INPUT DATA:
+++
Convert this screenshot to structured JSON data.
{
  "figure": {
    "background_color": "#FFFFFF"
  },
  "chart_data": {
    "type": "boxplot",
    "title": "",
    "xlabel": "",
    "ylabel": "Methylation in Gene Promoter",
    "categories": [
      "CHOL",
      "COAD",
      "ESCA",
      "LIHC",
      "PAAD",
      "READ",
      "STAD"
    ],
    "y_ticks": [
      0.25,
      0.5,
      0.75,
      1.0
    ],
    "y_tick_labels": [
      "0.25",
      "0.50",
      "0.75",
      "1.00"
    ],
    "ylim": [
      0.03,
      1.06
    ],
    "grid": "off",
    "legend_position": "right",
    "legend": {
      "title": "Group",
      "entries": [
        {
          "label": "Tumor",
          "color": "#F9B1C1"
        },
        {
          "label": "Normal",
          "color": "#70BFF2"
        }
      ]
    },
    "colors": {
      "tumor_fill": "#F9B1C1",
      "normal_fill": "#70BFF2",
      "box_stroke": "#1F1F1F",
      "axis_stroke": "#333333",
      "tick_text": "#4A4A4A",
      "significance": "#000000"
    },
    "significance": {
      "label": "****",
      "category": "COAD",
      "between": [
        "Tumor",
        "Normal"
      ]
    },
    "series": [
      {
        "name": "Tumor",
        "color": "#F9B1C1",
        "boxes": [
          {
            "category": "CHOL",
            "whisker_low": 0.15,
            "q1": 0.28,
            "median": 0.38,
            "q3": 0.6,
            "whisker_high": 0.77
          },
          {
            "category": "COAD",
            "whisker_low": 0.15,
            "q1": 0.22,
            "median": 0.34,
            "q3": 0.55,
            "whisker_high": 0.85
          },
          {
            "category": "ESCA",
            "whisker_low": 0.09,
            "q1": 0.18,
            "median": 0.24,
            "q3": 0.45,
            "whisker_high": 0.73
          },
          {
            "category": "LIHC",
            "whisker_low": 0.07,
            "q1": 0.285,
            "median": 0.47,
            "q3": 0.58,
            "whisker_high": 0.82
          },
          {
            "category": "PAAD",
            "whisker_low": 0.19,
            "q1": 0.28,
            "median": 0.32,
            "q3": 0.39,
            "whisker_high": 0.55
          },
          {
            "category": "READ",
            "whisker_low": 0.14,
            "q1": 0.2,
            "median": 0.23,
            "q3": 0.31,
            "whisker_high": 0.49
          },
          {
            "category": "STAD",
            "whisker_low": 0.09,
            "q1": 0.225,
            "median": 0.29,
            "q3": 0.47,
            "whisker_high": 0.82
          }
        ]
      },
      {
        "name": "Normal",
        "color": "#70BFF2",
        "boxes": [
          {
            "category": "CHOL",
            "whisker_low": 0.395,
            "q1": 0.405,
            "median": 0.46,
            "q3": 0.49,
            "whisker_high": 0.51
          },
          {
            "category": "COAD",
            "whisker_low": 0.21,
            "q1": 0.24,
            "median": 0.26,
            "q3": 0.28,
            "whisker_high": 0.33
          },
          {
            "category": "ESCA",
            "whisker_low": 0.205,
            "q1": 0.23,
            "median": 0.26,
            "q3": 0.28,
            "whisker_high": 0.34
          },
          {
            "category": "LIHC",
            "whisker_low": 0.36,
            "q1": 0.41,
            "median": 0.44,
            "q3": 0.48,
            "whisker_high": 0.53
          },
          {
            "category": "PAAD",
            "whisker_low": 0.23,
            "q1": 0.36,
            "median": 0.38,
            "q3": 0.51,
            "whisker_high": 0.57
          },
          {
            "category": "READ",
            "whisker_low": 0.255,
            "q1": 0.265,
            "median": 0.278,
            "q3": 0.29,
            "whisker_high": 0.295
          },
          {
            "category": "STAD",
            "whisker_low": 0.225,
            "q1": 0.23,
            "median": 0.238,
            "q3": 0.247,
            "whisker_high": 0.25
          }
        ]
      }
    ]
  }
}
+++
TASK BRIEF:
Your reply should be the material above, repeated word for word.

EXERCISE SOLUTION:
Convert this screenshot to structured JSON data.
{
  "figure": {
    "background_color": "#FFFFFF"
  },
  "chart_data": {
    "type": "boxplot",
    "title": "",
    "xlabel": "",
    "ylabel": "Methylation in Gene Promoter",
    "categories": [
      "CHOL",
      "COAD",
      "ESCA",
      "LIHC",
      "PAAD",
      "READ",
      "STAD"
    ],
    "y_ticks": [
      0.25,
      0.5,
      0.75,
      1.0
    ],
    "y_tick_labels": [
      "0.25",
      "0.50",
      "0.75",
      "1.00"
    ],
    "ylim": [
      0.03,
      1.06
    ],
    "grid": "off",
    "legend_position": "right",
    "legend": {
      "title": "Group",
      "entries": [
        {
          "label": "Tumor",
          "color": "#F9B1C1"
        },
        {
          "label": "Normal",
          "color": "#70BFF2"
        }
      ]
    },
    "colors": {
      "tumor_fill": "#F9B1C1",
      "normal_fill": "#70BFF2",
      "box_stroke": "#1F1F1F",
      "axis_stroke": "#333333",
      "tick_text": "#4A4A4A",
      "significance": "#000000"
    },
    "significance": {
      "label": "****",
      "category": "COAD",
      "between": [
        "Tumor",
        "Normal"
      ]
    },
    "series": [
      {
        "name": "Tumor",
        "color": "#F9B1C1",
        "boxes": [
          {
            "category": "CHOL",
            "whisker_low": 0.15,
            "q1": 0.28,
            "median": 0.38,
            "q3": 0.6,
            "whisker_high": 0.77
          },
          {
            "category": "COAD",
            "whisker_low": 0.15,
            "q1": 0.22,
            "median": 0.34,
            "q3": 0.55,
            "whisker_high": 0.85
          },
          {
            "category": "ESCA",
            "whisker_low": 0.09,
            "q1": 0.18,
            "median": 0.24,
            "q3": 0.45,
            "whisker_high": 0.73
          },
          {
            "category": "LIHC",
            "whisker_low": 0.07,
            "q1": 0.285,
            "median": 0.47,
            "q3": 0.58,
            "whisker_high": 0.82
          },
          {
            "category": "PAAD",
            "whisker_low": 0.19,
            "q1": 0.28,
            "median": 0.32,
            "q3": 0.39,
            "whisker_high": 0.55
          },
          {
            "category": "READ",
            "whisker_low": 0.14,
            "q1": 0.2,
            "median": 0.23,
            "q3": 0.31,
            "whisker_high": 0.49
          },
          {
            "category": "STAD",
            "whisker_low": 0.09,
            "q1": 0.225,
            "median": 0.29,
            "q3": 0.47,
            "whisker_high": 0.82
          }
        ]
      },
      {
        "name": "Normal",
        "color": "#70BFF2",
        "boxes": [
          {
            "category": "CHOL",
            "whisker_low": 0.395,
            "q1": 0.405,
            "median": 0.46,
            "q3": 0.49,
            "whisker_high": 0.51
          },
          {
            "category": "COAD",
            "whisker_low": 0.21,
            "q1": 0.24,
            "median": 0.26,
            "q3": 0.28,
            "whisker_high": 0.33
          },
          {
            "category": "ESCA",
            "whisker_low": 0.205,
            "q1": 0.23,
            "median": 0.26,
            "q3": 0.28,
            "whisker_high": 0.34
          },
          {
            "category": "LIHC",
            "whisker_low": 0.36,
            "q1": 0.41,
            "median": 0.44,
            "q3": 0.48,
            "whisker_high": 0.53
          },
          {
            "category": "PAAD",
            "whisker_low": 0.23,
            "q1": 0.36,
            "median": 0.38,
            "q3": 0.51,
            "whisker_high": 0.57
          },
          {
            "category": "READ",
            "whisker_low": 0.255,
            "q1": 0.265,
            "median": 0.278,
            "q3": 0.29,
            "whisker_high": 0.295
          },
          {
            "category": "STAD",
            "whisker_low": 0.225,
            "q1": 0.23,
            "median": 0.238,
            "q3": 0.247,
            "whisker_high": 0.25
          }
        ]
      }
    ]
  }
}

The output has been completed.